Written request: Determine how many lines in the entries below include "狗不理包子". The reply should be that number and nothing else.

Collected data entries:

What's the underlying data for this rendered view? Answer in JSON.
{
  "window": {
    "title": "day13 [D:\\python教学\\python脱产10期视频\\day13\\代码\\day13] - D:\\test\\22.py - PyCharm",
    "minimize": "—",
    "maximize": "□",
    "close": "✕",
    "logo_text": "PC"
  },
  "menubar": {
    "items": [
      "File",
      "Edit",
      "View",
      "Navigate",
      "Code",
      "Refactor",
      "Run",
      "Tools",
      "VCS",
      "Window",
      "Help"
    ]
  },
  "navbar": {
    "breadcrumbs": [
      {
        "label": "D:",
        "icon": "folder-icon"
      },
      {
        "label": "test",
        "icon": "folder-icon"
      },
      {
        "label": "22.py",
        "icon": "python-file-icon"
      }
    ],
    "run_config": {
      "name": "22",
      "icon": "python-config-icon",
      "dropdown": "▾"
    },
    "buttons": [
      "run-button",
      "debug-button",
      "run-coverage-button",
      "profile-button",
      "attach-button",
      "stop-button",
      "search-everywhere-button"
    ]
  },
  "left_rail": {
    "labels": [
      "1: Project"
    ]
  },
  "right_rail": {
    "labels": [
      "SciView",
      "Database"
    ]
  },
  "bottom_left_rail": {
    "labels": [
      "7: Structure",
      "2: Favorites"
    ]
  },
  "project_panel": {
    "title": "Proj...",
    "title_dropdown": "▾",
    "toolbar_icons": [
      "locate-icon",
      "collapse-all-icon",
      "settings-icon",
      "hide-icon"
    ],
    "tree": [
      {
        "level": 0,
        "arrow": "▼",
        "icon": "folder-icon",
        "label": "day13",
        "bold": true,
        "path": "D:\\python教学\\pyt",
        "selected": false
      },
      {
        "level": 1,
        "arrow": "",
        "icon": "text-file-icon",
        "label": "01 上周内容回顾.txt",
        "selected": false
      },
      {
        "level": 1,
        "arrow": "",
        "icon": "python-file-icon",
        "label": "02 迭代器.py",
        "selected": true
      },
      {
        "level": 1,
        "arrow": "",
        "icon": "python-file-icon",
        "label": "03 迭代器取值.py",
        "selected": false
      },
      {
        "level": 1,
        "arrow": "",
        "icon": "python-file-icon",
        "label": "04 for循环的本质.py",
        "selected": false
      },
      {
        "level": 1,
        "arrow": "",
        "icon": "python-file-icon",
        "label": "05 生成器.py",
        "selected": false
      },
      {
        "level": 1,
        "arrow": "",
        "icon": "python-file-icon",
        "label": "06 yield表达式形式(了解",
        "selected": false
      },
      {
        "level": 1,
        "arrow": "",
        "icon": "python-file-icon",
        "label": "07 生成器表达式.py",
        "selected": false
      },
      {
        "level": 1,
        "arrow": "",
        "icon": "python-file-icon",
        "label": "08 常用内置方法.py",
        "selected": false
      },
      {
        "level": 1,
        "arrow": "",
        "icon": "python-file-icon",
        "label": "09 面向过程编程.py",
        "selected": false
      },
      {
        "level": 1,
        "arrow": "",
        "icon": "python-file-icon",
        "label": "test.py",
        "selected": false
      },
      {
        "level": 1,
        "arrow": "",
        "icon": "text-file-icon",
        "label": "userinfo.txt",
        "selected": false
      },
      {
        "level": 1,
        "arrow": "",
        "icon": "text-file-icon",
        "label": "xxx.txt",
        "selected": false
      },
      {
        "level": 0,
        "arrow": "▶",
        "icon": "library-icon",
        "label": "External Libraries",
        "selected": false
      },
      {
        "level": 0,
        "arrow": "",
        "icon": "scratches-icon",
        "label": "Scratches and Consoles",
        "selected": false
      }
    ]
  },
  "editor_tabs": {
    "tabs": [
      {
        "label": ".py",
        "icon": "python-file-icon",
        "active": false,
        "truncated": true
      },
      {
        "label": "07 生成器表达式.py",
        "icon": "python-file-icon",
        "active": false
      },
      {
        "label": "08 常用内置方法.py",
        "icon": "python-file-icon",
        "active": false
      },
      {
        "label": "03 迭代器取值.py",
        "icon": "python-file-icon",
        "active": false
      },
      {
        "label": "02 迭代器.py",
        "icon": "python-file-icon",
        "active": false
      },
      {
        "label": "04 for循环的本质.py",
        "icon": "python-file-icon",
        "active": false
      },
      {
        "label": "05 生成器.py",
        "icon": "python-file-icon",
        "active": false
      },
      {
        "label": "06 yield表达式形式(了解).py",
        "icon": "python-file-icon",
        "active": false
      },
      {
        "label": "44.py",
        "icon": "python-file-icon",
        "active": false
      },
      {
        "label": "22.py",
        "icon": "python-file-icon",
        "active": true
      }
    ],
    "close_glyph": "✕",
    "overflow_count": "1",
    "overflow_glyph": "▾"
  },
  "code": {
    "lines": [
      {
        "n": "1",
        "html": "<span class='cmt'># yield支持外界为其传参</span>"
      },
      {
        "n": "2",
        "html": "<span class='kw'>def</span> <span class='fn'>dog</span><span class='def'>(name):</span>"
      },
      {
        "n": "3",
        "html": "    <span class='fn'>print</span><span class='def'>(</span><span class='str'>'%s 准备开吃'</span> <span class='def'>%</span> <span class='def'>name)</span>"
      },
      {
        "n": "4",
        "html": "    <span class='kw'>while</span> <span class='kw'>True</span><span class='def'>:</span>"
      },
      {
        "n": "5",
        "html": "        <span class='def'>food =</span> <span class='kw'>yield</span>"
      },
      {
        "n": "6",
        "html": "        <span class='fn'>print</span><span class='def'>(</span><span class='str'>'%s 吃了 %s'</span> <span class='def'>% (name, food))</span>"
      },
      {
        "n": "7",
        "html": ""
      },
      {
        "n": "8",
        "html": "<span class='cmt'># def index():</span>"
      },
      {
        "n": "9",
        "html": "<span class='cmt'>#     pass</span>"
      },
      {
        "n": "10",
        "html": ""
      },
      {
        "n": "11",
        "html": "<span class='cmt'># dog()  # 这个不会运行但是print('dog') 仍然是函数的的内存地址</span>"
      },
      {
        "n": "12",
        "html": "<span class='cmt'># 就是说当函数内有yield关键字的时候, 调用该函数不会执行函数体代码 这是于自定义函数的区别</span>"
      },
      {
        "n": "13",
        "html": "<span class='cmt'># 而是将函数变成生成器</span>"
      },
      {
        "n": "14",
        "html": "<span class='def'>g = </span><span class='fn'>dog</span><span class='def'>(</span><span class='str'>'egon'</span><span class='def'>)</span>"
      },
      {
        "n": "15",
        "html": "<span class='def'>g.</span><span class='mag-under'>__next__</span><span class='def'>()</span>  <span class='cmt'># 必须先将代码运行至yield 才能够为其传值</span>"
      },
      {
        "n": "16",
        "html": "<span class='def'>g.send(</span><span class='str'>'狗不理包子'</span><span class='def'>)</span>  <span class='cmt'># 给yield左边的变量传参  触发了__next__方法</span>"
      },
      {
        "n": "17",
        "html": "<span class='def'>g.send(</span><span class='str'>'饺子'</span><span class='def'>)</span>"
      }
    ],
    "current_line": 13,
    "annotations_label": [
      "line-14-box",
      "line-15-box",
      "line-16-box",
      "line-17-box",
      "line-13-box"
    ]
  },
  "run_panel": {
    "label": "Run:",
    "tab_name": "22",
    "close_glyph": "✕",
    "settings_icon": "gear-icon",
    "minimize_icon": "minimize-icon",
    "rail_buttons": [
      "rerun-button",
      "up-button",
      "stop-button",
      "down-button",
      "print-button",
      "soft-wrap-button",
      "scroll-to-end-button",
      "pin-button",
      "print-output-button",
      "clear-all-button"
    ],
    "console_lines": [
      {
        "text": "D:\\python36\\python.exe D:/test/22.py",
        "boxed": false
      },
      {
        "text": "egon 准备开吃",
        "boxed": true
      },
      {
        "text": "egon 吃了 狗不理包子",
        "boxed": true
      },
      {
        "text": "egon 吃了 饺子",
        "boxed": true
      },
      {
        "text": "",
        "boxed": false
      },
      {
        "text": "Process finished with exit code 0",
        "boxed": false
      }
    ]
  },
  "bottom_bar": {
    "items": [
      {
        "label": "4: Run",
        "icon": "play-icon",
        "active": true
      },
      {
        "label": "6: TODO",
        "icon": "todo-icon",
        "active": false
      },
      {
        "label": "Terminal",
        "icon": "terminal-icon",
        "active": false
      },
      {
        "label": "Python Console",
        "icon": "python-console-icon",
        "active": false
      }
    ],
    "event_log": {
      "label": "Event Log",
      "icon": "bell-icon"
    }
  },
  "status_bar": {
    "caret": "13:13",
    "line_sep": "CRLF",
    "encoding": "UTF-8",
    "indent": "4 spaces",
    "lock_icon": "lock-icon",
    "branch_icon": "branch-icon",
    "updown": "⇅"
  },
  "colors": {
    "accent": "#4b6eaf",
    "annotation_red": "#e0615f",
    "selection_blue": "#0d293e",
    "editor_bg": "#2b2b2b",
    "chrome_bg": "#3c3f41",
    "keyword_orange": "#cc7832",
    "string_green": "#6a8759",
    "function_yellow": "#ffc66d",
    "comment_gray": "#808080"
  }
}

Task output: 2